STATED GOAL: Starting with the line that contains "Convert this document image to plain text.", copy each line exactly through the end of the listing, and omit all pictures.

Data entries
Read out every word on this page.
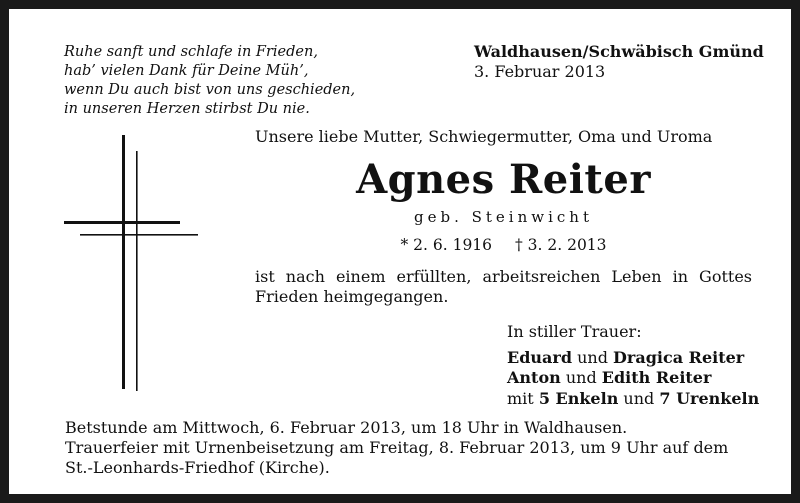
Ruhe sanft und schlafe in Frieden,
hab’ vielen Dank für Deine Müh’,
wenn Du auch bist von uns geschieden,
in unseren Herzen stirbst Du nie.
Waldhausen/Schwäbisch Gmünd
3. Februar 2013
Unsere liebe Mutter, Schwiegermutter, Oma und Uroma
Agnes Reiter
geb. Steinwicht
* 2. 6. 1916 † 3. 2. 2013
ist nach einem erfüllten, arbeitsreichen Leben in Gottes
Frieden heimgegangen.
In stiller Trauer:
Eduard und Dragica Reiter
Anton und Edith Reiter
mit 5 Enkeln und 7 Urenkeln
Betstunde am Mittwoch, 6. Februar 2013, um 18 Uhr in Waldhausen.
Trauerfeier mit Urnenbeisetzung am Freitag, 8. Februar 2013, um 9 Uhr auf dem
St.-Leonhards-Friedhof (Kirche).
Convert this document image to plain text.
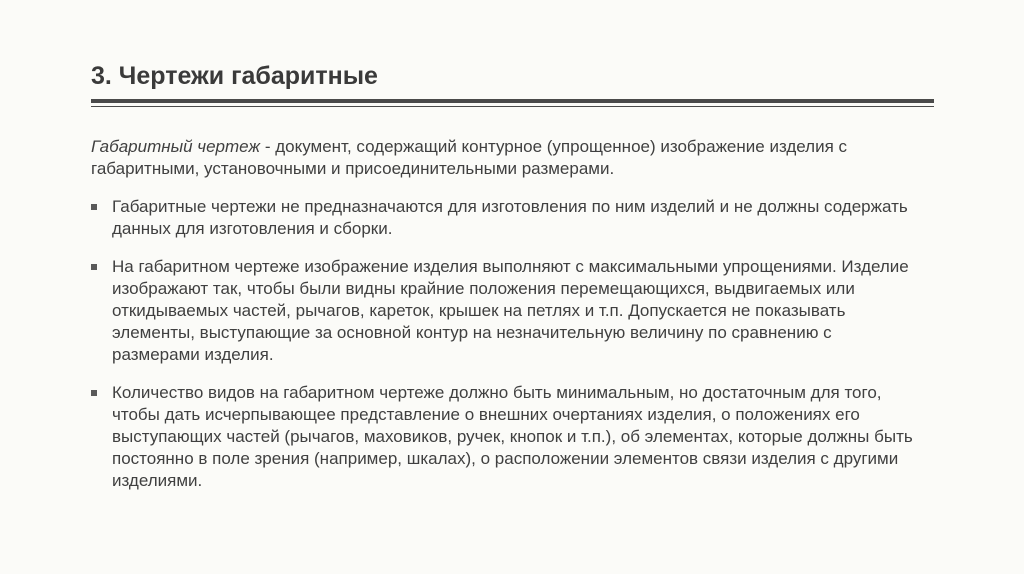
3. Чертежи габаритные

Габаритный чертеж - документ, содержащий контурное (упрощенное) изображение изделия с габаритными, установочными и присоединительными размерами.

Габаритные чертежи не предназначаются для изготовления по ним изделий и не должны содержать данных для изготовления и сборки.
На габаритном чертеже изображение изделия выполняют с максимальными упрощениями. Изделие изображают так, чтобы были видны крайние положения перемещающихся, выдвигаемых или откидываемых частей, рычагов, кареток, крышек на петлях и т.п. Допускается не показывать элементы, выступающие за основной контур на незначительную величину по сравнению с размерами изделия.
Количество видов на габаритном чертеже должно быть минимальным, но достаточным для того, чтобы дать исчерпывающее представление о внешних очертаниях изделия, о положениях его выступающих частей (рычагов, маховиков, ручек, кнопок и т.п.), об элементах, которые должны быть постоянно в поле зрения (например, шкалах), о расположении элементов связи изделия с другими изделиями.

RESULT:
Convert this document image to plain text.
3. Чертежи габаритные

Габаритный чертеж - документ, содержащий контурное (упрощенное) изображение изделия с габаритными, установочными и присоединительными размерами.

Габаритные чертежи не предназначаются для изготовления по ним изделий и не должны содержать данных для изготовления и сборки.
На габаритном чертеже изображение изделия выполняют с максимальными упрощениями. Изделие изображают так, чтобы были видны крайние положения перемещающихся, выдвигаемых или откидываемых частей, рычагов, кареток, крышек на петлях и т.п. Допускается не показывать элементы, выступающие за основной контур на незначительную величину по сравнению с размерами изделия.
Количество видов на габаритном чертеже должно быть минимальным, но достаточным для того, чтобы дать исчерпывающее представление о внешних очертаниях изделия, о положениях его выступающих частей (рычагов, маховиков, ручек, кнопок и т.п.), об элементах, которые должны быть постоянно в поле зрения (например, шкалах), о расположении элементов связи изделия с другими изделиями.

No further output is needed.